§ TASKS TO CARRY OUT:
1. Answer these questions using the porphyria abstract:
(a) Which gene carries the loss-of-function mutations that cause Congenital Erythropoietic Porphyria?
(b) How many individuals in total received molecular diagnostic testing from the laboratory during the 11-year period?
(c) How many of the unrelated individuals tested for XLP had ALAS2 exon 11 mutations, out of how many tested?
2. Rewrite the part of the porphyria abstract starting at "Congenital erythropoietic porphyria and" and ending at "ferrochelatase novel mutations.", replacing "novel" with "previously unreported".

§ DOCUMENT SECTION:

Congenital erythropoietic porphyria and erythropoietic protoporphyria: Identification of 7 uroporphyrinogen III synthase and 20 ferrochelatase novel mutations.

The erythropoietic porphyrias are inborn errors of heme biosynthesis with prominent cutaneous manifestations. They include autosomal recessive Congenital Erythropoietic Porphyria (CEP) due to loss-of-function (LOF) mutations in the Uroporphyrinogen III Synthase (UROS) gene, Erythropoietic Protoporphyria (EPP) due to LOF mutations in the ferrochelatase (FECH) gene, and X-Linked Protoporphyria (XLP) due to gain-of-function mutations in the terminal exon of the Aminolevulinic Acid Synthase 2 (ALAS2) gene. During the 11-year period from 01/01/2007 through 12/31/2017, the Mount Sinai Porphyrias Diagnostic Laboratory provided molecular diagnostic testing for one or more of these disorders in 628 individuals, including 413 unrelated individuals. Of these 628, 120 patients were tested for CEP, 483 for EPP, and 331 for XLP, for a total of 934 tests. For CEP, 24 of 78 (31%) unrelated individuals tested had UROS mutations, including seven novel mutations. For EPP, 239 of 362 (66%) unrelated individuals tested had pathogenic FECH mutations, including twenty novel mutations. The IVS3-48 T > C low-expression allele was present in 231 (97%) of 239 mutation-positive EPP probands with a pathogenic FECH mutation. In the remaining 3%, three patients with two different FECH mutations in trans were identified. For XLP, 24 of 250 (10%) unrelated individuals tested had ALAS2 exon 11 mutations. No novel ALAS2 mutations were identified. Among family members referred for testing, 33 of 42 (79%) CEP, 62 of 121 (51%) EPP, and 31 of 81 (38%) XLP family members had the respective family mutation. Mutation-positive CEP, EPP, and XLP patients who had been biochemically tested had marked elevations of the disease-appropriate porphyrin intermediates. These results expand the molecular heterogeneity of the erythropoietic porphyrias by adding a total of 27 novel mutations. The results document the usefulness of molecular testing to confirm the positive biochemical findings in these patients and to identify heterozygous family members.

§ DATA SUPPLIED:
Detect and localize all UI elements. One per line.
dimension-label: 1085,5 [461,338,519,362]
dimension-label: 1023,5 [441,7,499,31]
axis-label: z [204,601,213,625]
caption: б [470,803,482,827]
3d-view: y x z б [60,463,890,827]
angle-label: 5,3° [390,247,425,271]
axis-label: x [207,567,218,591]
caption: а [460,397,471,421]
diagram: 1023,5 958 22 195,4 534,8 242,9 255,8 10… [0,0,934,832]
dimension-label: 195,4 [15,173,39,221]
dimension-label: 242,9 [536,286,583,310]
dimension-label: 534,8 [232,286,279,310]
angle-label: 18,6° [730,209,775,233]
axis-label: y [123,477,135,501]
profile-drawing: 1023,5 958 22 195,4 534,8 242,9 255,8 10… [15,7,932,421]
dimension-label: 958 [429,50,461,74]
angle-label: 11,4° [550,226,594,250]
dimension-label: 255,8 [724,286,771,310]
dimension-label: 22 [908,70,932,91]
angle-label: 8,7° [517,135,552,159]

§ TASK RESULTS:
1.
(a) The Uroporphyrinogen III Synthase (UROS) gene.
(b) 628 individuals.
(c) 24 of 250 (10%).

2.
Congenital erythropoietic porphyria and erythropoietic protoporphyria: Identification of 7 uroporphyrinogen III synthase and 20 ferrochelatase previously unreported mutations.